• _Goal_
From the material below, list every line containing "JSON".

• _Records provided_
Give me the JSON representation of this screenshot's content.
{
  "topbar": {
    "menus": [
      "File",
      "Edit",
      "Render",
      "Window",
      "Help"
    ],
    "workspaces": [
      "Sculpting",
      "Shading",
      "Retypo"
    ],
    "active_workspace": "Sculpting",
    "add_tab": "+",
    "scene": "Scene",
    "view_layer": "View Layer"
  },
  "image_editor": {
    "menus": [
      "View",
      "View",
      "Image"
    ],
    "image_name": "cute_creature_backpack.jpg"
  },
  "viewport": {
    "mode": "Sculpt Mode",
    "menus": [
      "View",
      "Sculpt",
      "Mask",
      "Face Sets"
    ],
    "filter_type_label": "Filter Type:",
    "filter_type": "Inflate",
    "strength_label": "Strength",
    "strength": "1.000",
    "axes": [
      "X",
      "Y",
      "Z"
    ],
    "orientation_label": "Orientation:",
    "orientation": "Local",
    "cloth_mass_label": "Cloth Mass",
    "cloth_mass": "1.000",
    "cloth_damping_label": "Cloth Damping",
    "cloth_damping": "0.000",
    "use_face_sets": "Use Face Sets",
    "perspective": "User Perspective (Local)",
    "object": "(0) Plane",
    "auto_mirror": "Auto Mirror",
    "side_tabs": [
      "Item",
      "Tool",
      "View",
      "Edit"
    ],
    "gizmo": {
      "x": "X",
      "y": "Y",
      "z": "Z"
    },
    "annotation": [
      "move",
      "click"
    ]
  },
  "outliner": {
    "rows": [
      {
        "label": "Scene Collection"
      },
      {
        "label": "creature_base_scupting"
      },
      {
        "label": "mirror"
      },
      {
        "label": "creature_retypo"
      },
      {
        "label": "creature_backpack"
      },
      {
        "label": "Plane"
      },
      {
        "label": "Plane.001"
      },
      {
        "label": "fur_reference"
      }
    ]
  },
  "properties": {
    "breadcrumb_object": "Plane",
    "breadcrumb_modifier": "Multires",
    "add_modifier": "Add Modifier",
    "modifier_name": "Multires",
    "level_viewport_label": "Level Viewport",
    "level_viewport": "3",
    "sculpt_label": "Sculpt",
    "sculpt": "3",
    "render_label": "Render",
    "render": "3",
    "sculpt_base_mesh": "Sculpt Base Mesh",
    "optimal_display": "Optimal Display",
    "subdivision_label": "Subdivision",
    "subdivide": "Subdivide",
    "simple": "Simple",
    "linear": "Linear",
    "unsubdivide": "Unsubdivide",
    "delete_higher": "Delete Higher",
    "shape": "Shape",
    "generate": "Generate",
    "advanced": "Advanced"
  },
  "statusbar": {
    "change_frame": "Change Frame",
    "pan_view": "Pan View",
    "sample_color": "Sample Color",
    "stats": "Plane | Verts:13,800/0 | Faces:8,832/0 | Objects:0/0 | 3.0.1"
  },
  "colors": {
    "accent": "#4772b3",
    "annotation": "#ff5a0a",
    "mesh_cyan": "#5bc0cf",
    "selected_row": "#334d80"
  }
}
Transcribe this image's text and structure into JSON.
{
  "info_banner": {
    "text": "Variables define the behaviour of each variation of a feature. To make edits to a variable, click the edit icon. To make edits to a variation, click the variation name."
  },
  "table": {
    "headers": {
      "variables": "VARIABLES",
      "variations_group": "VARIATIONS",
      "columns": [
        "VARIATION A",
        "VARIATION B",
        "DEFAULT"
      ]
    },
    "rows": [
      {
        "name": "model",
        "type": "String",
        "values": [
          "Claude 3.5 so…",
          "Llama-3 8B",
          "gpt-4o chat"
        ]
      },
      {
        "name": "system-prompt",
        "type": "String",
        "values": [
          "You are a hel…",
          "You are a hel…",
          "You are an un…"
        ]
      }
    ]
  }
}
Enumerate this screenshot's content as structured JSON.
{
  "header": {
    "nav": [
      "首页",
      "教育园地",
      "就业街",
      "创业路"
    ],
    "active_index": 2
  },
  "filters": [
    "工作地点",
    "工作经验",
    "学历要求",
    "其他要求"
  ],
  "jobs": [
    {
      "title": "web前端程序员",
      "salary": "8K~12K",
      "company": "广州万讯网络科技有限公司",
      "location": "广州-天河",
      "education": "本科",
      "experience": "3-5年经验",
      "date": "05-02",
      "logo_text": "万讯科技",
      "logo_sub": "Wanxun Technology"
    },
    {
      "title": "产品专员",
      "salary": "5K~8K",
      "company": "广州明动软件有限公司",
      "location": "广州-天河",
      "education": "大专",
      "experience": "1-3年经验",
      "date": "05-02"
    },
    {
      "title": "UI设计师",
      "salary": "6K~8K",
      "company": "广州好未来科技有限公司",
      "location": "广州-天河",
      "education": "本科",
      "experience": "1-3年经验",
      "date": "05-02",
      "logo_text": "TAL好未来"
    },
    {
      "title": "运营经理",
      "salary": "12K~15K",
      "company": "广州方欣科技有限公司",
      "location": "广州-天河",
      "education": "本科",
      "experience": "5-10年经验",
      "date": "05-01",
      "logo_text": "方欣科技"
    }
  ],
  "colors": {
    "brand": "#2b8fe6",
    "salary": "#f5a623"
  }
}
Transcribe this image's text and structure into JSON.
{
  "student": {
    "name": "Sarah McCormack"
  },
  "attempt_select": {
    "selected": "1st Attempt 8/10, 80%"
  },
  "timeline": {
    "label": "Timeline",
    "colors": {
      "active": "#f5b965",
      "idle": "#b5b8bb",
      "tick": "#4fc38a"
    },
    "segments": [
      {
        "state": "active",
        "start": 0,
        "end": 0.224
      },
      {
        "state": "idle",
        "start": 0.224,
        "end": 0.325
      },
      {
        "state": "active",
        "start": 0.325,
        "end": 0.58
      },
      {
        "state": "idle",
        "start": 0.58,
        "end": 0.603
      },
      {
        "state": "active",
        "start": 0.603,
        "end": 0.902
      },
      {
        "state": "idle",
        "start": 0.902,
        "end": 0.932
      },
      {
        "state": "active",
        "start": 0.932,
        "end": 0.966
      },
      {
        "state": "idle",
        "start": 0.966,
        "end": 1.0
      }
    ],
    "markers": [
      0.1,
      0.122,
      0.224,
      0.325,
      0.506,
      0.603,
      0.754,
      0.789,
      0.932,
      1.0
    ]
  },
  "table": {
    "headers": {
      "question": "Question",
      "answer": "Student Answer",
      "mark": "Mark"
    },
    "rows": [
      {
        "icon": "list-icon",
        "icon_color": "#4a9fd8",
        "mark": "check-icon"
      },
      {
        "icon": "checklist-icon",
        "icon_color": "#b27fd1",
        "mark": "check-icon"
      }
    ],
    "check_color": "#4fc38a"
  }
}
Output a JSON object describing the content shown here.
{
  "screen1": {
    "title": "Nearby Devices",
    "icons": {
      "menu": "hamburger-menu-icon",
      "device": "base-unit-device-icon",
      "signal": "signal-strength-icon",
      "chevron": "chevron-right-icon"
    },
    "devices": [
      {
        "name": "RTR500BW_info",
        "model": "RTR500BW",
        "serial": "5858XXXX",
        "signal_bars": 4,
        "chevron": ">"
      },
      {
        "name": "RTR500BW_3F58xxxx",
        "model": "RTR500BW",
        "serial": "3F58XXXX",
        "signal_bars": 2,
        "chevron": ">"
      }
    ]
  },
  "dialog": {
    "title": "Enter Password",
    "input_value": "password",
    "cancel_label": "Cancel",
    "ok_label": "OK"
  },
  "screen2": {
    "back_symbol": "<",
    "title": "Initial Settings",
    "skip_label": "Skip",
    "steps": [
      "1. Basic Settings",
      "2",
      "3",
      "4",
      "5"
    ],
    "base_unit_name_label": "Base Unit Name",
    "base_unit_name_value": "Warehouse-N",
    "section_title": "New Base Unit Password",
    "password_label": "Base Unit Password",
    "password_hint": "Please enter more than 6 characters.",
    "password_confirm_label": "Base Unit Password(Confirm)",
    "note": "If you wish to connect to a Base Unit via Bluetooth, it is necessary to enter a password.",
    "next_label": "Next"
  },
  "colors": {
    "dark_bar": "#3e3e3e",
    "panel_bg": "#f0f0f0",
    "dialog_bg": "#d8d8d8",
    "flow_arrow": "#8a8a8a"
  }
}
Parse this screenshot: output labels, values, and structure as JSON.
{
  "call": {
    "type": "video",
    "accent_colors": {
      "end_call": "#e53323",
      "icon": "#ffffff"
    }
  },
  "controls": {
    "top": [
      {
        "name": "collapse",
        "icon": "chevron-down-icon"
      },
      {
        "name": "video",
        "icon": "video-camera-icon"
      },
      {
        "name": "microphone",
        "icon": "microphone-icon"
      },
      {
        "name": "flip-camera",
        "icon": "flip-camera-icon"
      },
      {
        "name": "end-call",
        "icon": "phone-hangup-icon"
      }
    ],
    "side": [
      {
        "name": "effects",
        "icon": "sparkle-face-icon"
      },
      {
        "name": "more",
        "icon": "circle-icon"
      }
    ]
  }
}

• _Response to the exercise_
Give me the JSON representation of this screenshot's content.
Transcribe this image's text and structure into JSON.
Enumerate this screenshot's content as structured JSON.
Transcribe this image's text and structure into JSON.
Output a JSON object describing the content shown here.
Parse this screenshot: output labels, values, and structure as JSON.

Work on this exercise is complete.